A run of records:
'''

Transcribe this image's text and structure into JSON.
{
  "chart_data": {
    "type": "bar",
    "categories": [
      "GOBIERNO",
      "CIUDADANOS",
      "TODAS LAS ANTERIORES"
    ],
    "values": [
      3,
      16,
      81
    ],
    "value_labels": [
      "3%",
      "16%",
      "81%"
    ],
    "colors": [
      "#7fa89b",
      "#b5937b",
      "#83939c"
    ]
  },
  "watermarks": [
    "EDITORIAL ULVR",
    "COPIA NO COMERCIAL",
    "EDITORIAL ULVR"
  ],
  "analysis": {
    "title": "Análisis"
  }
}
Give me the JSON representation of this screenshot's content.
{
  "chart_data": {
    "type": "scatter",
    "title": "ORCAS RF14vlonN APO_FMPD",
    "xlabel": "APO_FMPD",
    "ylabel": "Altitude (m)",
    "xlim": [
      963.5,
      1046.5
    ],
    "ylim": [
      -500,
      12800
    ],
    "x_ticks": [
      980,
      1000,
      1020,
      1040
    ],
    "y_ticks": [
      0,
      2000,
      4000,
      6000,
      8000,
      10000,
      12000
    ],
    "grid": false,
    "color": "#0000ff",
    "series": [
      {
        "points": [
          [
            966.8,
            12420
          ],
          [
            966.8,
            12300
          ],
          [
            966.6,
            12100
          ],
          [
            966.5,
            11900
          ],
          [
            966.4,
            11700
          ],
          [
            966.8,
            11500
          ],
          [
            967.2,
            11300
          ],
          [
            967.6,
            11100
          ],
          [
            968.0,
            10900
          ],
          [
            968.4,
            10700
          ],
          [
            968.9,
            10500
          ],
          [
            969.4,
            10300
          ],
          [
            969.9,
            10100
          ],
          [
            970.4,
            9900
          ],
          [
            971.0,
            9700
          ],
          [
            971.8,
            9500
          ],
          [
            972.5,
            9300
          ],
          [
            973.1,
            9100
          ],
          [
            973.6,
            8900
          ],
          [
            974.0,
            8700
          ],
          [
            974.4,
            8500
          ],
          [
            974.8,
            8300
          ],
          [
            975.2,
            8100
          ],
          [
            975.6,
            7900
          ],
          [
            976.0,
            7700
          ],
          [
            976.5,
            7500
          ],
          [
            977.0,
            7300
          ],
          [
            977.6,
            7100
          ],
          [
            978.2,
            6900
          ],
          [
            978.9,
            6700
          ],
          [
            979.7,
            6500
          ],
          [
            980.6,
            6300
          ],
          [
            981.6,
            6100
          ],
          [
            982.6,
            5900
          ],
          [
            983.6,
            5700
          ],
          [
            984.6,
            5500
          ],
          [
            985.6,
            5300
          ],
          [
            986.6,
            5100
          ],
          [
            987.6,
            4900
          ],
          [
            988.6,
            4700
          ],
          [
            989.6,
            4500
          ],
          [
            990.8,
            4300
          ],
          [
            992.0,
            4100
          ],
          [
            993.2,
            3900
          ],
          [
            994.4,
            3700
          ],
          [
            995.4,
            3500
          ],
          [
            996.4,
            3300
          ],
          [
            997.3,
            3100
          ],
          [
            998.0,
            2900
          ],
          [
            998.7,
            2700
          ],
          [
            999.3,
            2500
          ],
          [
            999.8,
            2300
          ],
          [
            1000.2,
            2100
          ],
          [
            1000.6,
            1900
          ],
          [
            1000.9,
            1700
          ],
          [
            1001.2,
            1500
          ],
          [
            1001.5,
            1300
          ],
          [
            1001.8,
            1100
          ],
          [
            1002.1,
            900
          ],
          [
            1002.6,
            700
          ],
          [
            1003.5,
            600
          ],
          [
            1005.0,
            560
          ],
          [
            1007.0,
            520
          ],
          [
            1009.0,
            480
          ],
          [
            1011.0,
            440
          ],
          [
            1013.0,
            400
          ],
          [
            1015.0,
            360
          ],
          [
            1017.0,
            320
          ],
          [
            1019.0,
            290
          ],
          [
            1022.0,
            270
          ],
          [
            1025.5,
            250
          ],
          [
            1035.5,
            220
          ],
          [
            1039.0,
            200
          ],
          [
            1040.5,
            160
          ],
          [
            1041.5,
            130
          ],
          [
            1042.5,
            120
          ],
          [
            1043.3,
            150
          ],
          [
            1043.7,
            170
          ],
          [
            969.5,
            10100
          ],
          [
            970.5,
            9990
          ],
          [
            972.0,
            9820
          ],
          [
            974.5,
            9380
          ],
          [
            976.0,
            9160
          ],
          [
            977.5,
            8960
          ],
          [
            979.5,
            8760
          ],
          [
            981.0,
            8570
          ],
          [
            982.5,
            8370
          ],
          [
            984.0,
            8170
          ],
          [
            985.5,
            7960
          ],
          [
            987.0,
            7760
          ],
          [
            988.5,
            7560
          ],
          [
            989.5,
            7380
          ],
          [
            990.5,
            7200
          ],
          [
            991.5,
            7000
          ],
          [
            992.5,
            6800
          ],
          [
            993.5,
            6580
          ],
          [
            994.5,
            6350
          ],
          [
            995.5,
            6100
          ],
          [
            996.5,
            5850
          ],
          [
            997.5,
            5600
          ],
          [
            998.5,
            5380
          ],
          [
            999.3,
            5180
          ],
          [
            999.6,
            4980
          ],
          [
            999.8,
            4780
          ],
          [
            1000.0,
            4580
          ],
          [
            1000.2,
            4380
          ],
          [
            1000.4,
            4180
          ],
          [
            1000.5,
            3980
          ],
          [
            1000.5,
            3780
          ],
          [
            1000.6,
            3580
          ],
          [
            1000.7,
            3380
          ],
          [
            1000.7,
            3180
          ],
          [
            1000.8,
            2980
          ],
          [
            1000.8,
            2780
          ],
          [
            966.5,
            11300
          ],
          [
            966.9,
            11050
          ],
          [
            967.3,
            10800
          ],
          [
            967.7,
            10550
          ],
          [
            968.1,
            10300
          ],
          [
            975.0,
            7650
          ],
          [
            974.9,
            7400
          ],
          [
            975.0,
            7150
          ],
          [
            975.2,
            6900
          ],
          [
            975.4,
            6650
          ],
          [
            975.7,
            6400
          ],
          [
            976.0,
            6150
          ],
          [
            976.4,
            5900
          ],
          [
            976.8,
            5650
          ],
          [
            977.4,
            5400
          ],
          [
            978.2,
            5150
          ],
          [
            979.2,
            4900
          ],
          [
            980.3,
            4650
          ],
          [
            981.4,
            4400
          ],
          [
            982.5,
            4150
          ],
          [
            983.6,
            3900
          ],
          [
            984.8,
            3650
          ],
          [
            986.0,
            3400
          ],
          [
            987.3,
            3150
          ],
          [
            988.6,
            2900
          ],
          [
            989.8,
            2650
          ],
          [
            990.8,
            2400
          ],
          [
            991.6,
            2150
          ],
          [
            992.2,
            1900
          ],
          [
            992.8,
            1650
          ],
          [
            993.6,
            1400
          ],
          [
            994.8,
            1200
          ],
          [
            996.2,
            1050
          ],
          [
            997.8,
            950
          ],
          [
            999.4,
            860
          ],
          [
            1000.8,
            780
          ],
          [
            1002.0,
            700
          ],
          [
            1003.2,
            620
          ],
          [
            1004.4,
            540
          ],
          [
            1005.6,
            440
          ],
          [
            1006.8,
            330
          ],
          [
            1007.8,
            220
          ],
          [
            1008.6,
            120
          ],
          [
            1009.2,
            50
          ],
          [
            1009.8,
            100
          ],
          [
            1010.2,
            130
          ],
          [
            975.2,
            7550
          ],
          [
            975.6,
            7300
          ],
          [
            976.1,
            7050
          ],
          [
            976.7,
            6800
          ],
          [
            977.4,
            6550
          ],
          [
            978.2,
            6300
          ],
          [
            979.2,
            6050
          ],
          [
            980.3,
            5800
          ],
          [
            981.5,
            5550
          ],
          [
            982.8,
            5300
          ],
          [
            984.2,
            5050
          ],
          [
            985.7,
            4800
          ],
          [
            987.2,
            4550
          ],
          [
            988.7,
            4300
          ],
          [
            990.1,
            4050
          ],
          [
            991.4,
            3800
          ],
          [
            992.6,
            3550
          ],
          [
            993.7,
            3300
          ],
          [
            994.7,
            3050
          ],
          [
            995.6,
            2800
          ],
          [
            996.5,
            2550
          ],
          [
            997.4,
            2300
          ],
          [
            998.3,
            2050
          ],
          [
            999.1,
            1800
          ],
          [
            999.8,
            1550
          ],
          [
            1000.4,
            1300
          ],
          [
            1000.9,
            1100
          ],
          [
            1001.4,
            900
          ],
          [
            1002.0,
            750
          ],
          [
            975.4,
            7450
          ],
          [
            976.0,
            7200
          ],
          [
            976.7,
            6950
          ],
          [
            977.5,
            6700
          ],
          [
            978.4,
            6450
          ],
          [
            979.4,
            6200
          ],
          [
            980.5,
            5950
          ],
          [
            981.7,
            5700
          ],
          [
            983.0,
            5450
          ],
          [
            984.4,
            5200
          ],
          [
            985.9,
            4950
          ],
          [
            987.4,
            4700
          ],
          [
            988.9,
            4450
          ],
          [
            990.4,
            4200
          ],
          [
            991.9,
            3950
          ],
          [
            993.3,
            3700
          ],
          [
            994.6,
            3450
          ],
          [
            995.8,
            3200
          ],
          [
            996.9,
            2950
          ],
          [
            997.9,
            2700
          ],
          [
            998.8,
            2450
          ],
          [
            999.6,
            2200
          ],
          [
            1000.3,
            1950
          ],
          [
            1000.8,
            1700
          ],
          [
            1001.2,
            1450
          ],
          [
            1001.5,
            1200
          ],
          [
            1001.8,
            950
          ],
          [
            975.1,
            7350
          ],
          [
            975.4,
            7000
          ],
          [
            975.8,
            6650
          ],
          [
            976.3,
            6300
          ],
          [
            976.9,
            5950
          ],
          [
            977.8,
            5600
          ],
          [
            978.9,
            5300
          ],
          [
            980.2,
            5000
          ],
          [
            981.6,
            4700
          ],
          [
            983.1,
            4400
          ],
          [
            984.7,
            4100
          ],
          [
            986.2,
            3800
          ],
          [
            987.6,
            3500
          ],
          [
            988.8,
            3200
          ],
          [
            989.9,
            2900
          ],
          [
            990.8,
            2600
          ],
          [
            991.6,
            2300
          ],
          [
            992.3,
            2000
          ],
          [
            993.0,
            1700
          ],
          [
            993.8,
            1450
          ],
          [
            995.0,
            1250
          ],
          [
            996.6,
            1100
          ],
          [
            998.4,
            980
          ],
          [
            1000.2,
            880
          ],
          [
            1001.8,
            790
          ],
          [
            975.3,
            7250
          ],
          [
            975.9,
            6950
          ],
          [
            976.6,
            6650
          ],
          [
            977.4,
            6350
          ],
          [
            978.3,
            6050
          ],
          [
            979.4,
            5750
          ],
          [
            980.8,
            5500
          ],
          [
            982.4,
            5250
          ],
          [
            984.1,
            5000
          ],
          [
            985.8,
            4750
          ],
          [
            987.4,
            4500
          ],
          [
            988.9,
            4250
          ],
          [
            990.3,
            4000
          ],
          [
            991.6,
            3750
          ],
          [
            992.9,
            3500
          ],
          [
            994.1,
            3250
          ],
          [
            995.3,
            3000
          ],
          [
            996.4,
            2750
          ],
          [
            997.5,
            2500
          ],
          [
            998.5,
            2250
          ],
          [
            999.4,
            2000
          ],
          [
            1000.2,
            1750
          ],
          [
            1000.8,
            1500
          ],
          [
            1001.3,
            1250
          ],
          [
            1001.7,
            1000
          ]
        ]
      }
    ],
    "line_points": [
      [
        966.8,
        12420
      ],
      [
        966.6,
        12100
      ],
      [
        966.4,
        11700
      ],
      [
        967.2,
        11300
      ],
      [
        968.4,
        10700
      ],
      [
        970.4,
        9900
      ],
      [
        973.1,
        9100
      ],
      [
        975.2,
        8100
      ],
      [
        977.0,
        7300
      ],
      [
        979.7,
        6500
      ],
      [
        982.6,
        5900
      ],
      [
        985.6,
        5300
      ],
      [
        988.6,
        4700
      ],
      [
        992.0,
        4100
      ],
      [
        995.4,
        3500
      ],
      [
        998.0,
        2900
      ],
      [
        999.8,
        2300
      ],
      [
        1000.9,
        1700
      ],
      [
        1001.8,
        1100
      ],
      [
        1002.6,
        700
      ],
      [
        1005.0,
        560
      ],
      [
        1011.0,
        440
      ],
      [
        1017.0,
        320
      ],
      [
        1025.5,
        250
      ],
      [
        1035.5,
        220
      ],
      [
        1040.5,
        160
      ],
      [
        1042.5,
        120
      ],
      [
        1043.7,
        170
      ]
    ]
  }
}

'''

▶ _Written task_
Report how many lines in the records above contain the word "JSON", giving only the number.

▶ _Output_
2